» **TASK DESCRIPTION**
Go through the entries below and collect each line with the string "this" in it.

►

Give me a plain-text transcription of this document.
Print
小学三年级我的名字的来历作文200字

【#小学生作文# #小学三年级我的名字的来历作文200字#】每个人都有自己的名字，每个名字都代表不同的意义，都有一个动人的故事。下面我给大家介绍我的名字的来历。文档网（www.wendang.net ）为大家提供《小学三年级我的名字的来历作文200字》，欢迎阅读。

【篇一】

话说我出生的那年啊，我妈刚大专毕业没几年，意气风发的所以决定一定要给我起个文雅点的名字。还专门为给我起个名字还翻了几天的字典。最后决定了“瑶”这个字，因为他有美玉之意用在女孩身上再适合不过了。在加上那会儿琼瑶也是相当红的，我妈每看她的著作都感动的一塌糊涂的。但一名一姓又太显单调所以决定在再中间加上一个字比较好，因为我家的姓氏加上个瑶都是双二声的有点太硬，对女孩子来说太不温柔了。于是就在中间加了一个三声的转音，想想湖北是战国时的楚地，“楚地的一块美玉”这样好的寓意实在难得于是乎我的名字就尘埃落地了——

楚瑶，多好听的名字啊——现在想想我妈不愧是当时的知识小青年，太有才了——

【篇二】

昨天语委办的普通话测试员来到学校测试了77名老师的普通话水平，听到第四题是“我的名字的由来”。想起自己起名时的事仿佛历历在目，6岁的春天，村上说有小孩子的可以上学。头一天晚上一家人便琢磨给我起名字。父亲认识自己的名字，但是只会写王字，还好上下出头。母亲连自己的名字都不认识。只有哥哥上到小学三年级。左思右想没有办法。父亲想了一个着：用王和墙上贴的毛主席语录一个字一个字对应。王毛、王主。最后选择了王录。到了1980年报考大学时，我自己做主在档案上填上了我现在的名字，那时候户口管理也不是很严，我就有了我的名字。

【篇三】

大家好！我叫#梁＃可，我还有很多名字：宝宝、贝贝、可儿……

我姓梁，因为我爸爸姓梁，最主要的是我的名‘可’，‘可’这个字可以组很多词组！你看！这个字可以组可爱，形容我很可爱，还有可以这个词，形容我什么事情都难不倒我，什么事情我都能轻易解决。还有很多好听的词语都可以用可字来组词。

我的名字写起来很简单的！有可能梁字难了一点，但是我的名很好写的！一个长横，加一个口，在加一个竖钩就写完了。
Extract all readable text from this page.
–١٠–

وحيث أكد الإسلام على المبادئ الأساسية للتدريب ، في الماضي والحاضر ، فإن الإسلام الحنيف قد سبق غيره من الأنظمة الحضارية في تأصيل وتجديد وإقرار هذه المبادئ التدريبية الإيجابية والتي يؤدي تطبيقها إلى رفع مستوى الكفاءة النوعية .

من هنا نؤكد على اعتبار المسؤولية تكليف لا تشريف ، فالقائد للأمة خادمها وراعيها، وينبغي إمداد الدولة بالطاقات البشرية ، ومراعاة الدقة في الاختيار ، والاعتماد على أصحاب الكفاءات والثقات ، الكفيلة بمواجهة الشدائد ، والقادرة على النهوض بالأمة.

◄

» **TASK RESULT**
Give me a plain-text transcription of this document.
Extract all readable text from this page.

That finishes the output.